Collected data:
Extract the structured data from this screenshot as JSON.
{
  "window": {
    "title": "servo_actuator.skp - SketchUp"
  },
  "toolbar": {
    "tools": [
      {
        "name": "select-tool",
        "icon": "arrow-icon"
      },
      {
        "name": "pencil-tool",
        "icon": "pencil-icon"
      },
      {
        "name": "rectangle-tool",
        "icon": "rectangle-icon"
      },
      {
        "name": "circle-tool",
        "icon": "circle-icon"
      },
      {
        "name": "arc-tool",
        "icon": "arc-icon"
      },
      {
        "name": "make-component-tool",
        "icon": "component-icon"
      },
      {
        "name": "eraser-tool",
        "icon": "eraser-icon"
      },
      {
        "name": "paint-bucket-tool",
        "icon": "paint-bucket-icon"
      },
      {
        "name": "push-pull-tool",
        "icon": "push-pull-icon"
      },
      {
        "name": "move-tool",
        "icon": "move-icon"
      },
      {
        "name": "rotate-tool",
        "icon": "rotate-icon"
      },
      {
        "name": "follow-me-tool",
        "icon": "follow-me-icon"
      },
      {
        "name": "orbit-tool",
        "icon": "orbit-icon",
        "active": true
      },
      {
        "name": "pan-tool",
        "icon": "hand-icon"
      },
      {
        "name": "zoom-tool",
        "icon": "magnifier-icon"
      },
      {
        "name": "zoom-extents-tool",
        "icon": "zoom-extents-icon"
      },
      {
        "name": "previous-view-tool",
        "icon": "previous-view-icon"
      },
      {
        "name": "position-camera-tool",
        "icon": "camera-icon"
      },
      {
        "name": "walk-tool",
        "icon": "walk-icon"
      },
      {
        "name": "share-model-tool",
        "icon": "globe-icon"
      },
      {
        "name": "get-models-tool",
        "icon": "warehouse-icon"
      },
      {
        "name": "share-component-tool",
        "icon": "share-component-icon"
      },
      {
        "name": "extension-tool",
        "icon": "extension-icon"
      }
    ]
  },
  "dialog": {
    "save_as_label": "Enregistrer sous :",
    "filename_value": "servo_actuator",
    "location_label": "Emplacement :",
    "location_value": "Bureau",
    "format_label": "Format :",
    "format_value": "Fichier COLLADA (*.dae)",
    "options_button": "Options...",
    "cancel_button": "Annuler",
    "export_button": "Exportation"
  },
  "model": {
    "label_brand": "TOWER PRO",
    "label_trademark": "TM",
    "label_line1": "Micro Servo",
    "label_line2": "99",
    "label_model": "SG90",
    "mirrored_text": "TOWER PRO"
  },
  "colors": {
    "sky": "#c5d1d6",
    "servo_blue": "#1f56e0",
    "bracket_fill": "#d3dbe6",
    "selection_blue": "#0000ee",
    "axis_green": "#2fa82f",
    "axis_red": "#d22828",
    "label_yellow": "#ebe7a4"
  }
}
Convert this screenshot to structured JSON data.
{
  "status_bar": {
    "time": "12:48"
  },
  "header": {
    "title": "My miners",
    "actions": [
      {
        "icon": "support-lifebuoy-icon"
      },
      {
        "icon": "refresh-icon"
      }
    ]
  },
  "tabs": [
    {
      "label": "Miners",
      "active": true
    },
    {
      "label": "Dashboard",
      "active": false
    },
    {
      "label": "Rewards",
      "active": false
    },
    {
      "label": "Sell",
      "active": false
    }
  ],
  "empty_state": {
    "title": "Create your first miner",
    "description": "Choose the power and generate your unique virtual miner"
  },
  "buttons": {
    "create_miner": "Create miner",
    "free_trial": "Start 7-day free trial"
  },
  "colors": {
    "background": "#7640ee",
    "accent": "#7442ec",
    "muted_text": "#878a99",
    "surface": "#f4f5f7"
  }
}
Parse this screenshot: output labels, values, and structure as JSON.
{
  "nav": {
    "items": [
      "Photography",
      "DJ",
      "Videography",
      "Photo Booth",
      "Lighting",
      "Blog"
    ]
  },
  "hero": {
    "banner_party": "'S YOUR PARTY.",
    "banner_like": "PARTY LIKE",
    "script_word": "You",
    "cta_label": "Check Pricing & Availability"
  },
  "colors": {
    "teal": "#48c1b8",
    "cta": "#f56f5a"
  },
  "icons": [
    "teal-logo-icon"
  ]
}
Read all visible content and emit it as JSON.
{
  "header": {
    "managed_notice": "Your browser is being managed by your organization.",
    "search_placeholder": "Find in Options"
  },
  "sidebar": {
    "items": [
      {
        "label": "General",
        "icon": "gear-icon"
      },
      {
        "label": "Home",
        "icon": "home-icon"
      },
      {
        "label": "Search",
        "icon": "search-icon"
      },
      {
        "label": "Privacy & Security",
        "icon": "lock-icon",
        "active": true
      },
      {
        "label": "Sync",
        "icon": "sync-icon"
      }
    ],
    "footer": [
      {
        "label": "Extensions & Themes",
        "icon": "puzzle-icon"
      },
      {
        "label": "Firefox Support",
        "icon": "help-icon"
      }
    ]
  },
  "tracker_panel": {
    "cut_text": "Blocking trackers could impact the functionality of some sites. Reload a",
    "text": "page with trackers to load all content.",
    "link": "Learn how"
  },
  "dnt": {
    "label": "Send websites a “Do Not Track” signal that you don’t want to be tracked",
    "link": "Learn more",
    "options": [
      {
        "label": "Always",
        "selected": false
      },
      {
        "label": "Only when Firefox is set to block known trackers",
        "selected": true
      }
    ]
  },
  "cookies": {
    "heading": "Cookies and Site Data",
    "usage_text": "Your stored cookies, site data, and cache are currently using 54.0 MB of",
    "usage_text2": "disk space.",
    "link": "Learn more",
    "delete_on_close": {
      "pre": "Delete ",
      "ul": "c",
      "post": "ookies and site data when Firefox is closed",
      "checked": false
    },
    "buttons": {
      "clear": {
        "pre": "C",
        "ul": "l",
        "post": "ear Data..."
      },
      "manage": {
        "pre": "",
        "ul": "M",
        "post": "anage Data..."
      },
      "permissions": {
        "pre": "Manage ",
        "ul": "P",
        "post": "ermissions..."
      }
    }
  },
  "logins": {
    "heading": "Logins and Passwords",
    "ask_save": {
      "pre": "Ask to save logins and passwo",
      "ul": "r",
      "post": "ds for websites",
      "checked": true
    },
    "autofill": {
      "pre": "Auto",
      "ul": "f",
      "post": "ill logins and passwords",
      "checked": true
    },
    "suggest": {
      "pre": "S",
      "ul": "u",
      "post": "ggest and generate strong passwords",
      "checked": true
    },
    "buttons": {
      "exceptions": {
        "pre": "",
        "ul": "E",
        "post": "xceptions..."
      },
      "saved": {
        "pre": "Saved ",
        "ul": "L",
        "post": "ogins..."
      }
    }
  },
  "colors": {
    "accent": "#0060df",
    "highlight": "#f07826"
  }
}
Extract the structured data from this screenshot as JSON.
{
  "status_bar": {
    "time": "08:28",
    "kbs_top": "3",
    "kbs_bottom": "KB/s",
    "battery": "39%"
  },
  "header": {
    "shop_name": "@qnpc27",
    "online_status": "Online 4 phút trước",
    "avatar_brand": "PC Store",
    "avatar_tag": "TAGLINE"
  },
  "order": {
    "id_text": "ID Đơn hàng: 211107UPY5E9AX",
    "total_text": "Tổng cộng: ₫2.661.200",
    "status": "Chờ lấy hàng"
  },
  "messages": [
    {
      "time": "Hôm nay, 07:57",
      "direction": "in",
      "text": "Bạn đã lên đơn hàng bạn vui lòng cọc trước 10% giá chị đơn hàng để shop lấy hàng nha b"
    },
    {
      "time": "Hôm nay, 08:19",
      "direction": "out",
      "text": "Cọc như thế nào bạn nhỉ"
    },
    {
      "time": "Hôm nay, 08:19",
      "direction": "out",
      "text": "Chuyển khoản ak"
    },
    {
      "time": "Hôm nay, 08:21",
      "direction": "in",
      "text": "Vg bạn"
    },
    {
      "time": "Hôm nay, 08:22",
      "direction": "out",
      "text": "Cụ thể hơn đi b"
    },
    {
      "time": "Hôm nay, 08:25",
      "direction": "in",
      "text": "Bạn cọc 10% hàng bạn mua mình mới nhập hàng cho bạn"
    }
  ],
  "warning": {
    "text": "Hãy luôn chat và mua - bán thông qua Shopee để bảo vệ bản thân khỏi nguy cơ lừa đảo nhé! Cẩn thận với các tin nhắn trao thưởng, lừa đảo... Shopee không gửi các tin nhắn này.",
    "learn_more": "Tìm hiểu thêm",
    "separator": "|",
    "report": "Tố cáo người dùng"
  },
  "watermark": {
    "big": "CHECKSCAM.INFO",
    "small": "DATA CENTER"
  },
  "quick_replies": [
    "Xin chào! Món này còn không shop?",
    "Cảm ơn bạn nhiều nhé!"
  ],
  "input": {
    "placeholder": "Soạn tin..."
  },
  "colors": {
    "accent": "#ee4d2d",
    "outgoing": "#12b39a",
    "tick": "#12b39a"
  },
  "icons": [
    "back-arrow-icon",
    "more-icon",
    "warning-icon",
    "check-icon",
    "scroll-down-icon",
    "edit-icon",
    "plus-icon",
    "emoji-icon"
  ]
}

* [WRITTEN TASK]
Copy, from the material, each line that holds the string "hàng".

* [SOLUTION]
    "id_text": "ID Đơn hàng: 211107UPY5E9AX",
    "status": "Chờ lấy hàng"
      "text": "Bạn đã lên đơn hàng bạn vui lòng cọc trước 10% giá chị đơn hàng để shop lấy hàng nha b"
      "text": "Bạn cọc 10% hàng bạn mua mình mới nhập hàng cho bạn"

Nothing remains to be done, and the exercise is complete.